▶ _Goal_:
Records follow. Select each line holding "storage".

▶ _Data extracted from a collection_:
*****
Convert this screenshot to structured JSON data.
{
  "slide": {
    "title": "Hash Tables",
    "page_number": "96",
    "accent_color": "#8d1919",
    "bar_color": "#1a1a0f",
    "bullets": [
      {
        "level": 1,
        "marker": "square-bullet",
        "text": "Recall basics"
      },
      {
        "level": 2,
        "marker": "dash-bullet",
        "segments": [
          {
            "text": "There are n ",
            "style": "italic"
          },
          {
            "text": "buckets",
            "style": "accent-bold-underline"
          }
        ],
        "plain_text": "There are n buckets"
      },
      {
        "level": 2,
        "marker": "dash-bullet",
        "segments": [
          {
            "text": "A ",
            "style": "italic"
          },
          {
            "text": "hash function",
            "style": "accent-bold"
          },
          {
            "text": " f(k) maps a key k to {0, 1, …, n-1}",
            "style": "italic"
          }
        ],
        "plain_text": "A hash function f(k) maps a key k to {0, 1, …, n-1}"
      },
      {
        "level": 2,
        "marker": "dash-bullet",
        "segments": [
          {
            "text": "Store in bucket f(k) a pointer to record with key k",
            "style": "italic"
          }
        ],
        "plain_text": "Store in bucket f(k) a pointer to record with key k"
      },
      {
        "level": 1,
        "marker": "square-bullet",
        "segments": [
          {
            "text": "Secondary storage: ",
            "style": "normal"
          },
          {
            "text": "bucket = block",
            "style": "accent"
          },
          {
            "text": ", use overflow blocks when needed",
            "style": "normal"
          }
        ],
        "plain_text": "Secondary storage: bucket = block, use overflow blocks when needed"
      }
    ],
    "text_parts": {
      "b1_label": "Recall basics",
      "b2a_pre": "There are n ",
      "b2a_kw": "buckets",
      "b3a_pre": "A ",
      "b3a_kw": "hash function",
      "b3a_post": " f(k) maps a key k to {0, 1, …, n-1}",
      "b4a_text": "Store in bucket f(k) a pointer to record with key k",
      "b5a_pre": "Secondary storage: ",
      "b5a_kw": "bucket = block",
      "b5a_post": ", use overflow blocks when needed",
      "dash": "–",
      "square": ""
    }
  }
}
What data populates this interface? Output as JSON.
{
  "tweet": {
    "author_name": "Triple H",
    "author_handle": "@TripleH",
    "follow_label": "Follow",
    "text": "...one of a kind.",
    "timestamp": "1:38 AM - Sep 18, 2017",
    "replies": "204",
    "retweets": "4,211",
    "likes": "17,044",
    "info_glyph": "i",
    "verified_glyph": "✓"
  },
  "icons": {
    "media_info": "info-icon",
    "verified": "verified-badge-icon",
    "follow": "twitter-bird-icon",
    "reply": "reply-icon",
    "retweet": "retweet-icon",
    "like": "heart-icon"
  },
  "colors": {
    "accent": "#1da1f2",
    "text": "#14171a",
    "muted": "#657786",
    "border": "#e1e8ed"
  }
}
*****
▶ _Output of the exercise_:
            "text": "Secondary storage: ",
        "plain_text": "Secondary storage: bucket = block, use overflow blocks when needed"
      "b5a_pre": "Secondary storage: ",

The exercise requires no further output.